Exercise description:
Reproduce every record below exactly as written, but leave out any pictures.

Chart and figure data
────
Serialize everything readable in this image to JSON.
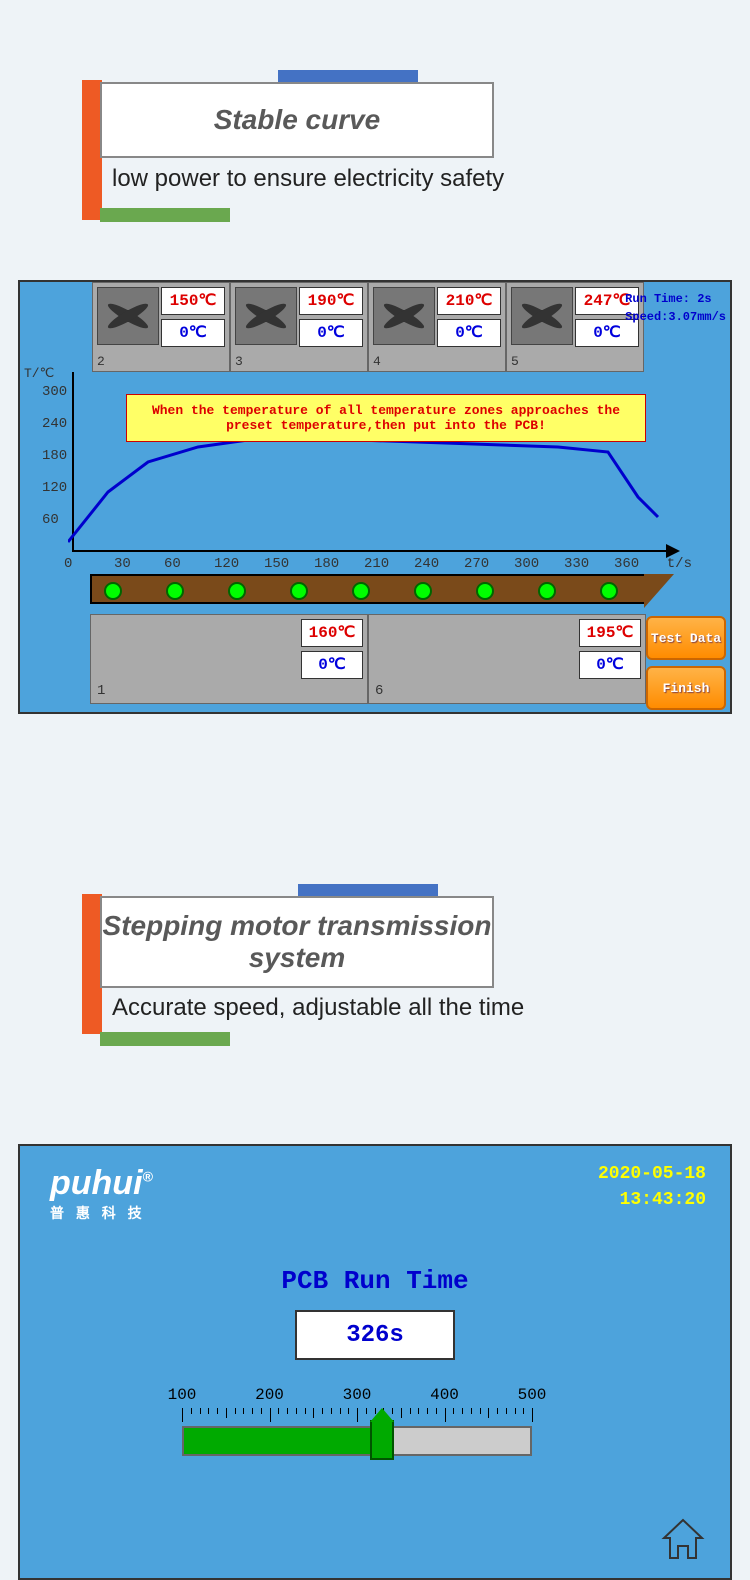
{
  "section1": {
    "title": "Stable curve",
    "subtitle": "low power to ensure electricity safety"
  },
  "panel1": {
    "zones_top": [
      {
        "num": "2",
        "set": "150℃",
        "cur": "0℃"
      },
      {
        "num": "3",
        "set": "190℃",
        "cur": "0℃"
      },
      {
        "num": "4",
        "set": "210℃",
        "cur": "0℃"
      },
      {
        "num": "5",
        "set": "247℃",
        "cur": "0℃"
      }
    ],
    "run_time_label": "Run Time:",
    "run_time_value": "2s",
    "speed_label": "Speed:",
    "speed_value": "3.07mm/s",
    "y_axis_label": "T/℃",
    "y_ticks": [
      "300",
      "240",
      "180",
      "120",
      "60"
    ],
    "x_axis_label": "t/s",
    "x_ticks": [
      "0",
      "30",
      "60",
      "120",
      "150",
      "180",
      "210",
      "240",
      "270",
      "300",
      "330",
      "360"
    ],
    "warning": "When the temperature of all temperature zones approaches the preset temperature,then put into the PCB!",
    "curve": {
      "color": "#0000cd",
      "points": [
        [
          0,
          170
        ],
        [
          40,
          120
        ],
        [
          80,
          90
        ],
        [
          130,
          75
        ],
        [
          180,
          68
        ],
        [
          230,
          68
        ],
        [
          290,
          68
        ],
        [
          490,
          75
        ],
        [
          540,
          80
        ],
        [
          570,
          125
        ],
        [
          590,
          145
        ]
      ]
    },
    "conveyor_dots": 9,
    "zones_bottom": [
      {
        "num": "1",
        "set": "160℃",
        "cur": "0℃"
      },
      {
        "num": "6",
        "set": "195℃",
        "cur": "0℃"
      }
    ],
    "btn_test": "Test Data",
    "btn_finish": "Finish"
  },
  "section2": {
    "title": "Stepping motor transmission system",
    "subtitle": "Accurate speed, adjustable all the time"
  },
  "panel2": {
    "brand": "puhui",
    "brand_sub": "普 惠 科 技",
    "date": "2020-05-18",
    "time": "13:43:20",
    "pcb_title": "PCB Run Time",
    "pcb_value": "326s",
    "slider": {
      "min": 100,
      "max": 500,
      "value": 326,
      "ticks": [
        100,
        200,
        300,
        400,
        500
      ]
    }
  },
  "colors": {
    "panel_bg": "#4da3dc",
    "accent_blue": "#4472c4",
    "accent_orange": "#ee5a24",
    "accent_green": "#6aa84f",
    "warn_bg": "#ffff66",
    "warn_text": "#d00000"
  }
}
────
Correct response:
Serialize everything readable in this image to JSON.
{
  "section1": {
    "title": "Stable curve",
    "subtitle": "low power to ensure electricity safety"
  },
  "panel1": {
    "zones_top": [
      {
        "num": "2",
        "set": "150℃",
        "cur": "0℃"
      },
      {
        "num": "3",
        "set": "190℃",
        "cur": "0℃"
      },
      {
        "num": "4",
        "set": "210℃",
        "cur": "0℃"
      },
      {
        "num": "5",
        "set": "247℃",
        "cur": "0℃"
      }
    ],
    "run_time_label": "Run Time:",
    "run_time_value": "2s",
    "speed_label": "Speed:",
    "speed_value": "3.07mm/s",
    "y_axis_label": "T/℃",
    "y_ticks": [
      "300",
      "240",
      "180",
      "120",
      "60"
    ],
    "x_axis_label": "t/s",
    "x_ticks": [
      "0",
      "30",
      "60",
      "120",
      "150",
      "180",
      "210",
      "240",
      "270",
      "300",
      "330",
      "360"
    ],
    "warning": "When the temperature of all temperature zones approaches the preset temperature,then put into the PCB!",
    "curve": {
      "color": "#0000cd",
      "points": [
        [
          0,
          170
        ],
        [
          40,
          120
        ],
        [
          80,
          90
        ],
        [
          130,
          75
        ],
        [
          180,
          68
        ],
        [
          230,
          68
        ],
        [
          290,
          68
        ],
        [
          490,
          75
        ],
        [
          540,
          80
        ],
        [
          570,
          125
        ],
        [
          590,
          145
        ]
      ]
    },
    "conveyor_dots": 9,
    "zones_bottom": [
      {
        "num": "1",
        "set": "160℃",
        "cur": "0℃"
      },
      {
        "num": "6",
        "set": "195℃",
        "cur": "0℃"
      }
    ],
    "btn_test": "Test Data",
    "btn_finish": "Finish"
  },
  "section2": {
    "title": "Stepping motor transmission system",
    "subtitle": "Accurate speed, adjustable all the time"
  },
  "panel2": {
    "brand": "puhui",
    "brand_sub": "普 惠 科 技",
    "date": "2020-05-18",
    "time": "13:43:20",
    "pcb_title": "PCB Run Time",
    "pcb_value": "326s",
    "slider": {
      "min": 100,
      "max": 500,
      "value": 326,
      "ticks": [
        100,
        200,
        300,
        400,
        500
      ]
    }
  },
  "colors": {
    "panel_bg": "#4da3dc",
    "accent_blue": "#4472c4",
    "accent_orange": "#ee5a24",
    "accent_green": "#6aa84f",
    "warn_bg": "#ffff66",
    "warn_text": "#d00000"
  }
}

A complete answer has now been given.